▸ Collected data entries
======
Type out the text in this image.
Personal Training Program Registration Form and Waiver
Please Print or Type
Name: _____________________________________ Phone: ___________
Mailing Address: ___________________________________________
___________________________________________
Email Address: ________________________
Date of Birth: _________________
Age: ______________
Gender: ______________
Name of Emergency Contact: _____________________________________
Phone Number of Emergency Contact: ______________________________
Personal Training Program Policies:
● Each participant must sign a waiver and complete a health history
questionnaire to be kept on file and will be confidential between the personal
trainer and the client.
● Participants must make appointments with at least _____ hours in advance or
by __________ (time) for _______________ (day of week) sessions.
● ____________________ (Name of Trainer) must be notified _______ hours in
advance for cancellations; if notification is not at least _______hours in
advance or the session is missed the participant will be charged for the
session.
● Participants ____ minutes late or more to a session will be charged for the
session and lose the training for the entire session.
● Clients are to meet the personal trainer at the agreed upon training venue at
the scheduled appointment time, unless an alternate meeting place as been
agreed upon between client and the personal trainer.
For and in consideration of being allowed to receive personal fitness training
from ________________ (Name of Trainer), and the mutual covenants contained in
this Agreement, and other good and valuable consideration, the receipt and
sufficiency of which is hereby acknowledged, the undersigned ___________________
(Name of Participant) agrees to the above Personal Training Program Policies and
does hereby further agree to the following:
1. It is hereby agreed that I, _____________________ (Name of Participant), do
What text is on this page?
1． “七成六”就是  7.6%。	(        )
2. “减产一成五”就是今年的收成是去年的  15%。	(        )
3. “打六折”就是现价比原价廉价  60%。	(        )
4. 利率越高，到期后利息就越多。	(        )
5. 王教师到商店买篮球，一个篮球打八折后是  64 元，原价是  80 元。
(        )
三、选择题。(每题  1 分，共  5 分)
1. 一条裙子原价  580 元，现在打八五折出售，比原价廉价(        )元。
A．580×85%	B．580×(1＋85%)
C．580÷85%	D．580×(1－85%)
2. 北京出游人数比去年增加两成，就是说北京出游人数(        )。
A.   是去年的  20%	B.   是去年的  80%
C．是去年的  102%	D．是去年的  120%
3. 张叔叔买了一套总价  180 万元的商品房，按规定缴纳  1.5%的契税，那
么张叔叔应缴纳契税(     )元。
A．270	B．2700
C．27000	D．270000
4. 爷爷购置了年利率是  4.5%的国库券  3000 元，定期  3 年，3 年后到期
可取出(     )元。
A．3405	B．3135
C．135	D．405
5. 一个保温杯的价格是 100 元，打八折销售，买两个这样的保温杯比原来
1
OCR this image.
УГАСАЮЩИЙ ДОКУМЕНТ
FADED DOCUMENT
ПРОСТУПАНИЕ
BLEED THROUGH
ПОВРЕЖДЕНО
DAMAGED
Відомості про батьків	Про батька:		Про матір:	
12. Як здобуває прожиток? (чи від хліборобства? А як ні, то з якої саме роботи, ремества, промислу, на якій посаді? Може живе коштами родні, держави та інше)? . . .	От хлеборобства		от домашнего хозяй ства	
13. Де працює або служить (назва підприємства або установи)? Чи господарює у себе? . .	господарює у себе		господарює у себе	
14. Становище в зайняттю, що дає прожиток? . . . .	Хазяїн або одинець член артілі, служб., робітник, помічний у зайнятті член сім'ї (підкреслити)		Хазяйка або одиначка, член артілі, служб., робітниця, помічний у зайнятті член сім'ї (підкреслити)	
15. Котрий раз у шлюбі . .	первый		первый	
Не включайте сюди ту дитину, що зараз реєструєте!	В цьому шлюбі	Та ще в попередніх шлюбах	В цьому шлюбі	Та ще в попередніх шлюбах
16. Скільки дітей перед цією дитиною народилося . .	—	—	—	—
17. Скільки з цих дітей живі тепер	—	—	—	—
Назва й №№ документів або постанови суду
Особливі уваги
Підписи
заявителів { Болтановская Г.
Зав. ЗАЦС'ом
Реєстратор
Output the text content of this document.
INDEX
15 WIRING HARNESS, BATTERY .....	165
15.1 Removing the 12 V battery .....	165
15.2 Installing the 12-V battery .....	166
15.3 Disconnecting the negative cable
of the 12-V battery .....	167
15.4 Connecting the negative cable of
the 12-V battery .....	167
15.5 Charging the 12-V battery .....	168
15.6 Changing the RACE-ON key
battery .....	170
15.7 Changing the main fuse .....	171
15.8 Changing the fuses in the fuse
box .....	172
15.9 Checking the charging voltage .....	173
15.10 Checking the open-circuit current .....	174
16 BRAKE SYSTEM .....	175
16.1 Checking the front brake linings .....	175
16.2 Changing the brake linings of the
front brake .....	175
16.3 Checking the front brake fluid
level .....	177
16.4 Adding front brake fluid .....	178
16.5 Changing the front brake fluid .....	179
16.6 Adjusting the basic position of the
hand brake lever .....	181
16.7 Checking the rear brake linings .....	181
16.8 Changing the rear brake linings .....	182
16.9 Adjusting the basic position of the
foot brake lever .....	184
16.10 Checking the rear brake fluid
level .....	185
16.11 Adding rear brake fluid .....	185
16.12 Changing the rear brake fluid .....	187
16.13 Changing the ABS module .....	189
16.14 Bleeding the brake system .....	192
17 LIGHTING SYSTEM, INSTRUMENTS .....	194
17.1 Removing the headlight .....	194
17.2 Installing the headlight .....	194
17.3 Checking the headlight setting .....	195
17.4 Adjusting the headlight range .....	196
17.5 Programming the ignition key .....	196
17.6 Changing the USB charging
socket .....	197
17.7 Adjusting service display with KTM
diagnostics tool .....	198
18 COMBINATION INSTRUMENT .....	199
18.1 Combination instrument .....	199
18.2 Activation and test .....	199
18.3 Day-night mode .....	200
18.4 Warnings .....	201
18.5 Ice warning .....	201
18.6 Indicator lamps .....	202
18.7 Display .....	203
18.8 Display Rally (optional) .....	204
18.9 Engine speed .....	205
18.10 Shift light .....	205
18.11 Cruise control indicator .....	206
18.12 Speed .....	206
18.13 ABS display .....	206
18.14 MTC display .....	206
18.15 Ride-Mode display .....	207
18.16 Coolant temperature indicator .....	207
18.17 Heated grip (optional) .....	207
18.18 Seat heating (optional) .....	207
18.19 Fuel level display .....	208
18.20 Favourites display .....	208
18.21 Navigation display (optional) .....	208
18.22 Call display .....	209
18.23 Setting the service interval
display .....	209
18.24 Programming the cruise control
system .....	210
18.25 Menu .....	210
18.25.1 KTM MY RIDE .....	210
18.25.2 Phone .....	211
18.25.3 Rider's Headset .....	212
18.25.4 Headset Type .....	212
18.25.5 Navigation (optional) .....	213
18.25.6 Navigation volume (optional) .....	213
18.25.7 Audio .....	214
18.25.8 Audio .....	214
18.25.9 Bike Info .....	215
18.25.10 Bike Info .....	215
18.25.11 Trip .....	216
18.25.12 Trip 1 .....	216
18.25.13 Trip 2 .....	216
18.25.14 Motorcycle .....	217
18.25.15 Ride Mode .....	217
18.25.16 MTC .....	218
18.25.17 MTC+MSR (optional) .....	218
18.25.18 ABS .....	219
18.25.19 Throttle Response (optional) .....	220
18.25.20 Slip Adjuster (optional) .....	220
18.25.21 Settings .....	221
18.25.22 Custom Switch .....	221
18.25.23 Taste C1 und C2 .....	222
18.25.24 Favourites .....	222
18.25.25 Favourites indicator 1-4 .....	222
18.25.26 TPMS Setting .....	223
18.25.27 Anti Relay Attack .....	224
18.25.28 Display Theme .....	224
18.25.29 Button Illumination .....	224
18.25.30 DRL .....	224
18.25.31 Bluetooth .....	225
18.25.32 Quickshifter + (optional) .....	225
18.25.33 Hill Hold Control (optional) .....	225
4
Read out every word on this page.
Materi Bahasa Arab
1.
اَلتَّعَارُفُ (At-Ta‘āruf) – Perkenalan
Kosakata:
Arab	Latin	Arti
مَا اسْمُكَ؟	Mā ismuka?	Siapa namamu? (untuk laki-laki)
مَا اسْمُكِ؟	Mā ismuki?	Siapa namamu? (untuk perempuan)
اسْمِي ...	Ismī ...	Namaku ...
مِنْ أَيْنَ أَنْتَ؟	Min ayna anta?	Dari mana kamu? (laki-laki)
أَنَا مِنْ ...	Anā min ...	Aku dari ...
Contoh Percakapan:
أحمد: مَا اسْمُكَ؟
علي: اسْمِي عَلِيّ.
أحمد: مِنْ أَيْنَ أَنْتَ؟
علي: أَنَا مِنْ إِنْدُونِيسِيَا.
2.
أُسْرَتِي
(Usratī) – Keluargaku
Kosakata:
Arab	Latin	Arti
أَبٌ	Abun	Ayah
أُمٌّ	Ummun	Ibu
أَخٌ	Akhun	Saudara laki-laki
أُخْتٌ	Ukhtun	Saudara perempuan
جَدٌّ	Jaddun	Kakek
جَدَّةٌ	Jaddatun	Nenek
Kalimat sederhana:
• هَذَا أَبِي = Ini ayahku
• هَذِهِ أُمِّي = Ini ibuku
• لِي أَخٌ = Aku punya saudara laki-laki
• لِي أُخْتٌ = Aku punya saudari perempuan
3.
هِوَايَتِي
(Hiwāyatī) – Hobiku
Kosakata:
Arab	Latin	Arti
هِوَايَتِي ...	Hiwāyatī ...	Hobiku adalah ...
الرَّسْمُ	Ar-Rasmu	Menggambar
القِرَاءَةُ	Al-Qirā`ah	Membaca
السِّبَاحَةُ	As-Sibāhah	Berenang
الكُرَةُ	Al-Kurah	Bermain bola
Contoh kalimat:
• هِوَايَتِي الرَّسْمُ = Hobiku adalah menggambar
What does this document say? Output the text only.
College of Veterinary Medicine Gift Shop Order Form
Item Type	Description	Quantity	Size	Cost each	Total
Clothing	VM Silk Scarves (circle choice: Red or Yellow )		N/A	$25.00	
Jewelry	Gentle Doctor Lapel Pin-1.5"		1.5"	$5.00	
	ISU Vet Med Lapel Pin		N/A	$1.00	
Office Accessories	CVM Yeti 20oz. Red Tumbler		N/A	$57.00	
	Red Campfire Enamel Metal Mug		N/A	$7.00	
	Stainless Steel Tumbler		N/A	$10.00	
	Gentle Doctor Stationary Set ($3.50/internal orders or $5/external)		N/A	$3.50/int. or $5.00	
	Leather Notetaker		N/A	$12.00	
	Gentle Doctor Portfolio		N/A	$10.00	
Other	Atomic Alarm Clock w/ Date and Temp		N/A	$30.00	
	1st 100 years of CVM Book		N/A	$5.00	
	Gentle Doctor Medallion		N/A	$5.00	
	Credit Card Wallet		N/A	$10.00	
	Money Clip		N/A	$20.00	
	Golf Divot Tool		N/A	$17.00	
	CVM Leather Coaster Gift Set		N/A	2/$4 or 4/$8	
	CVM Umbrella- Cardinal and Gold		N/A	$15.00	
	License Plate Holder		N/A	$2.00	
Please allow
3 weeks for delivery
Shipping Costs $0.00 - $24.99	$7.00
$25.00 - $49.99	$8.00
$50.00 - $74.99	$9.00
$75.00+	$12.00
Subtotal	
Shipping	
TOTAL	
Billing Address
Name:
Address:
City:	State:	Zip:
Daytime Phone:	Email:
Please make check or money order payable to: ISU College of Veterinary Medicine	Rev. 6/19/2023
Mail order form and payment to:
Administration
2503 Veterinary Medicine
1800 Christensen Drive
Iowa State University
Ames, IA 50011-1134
======
▸ TASK
Counting only lines of the data above that hold "basic", report the total and nothing else.

▸ TASK RESULT
2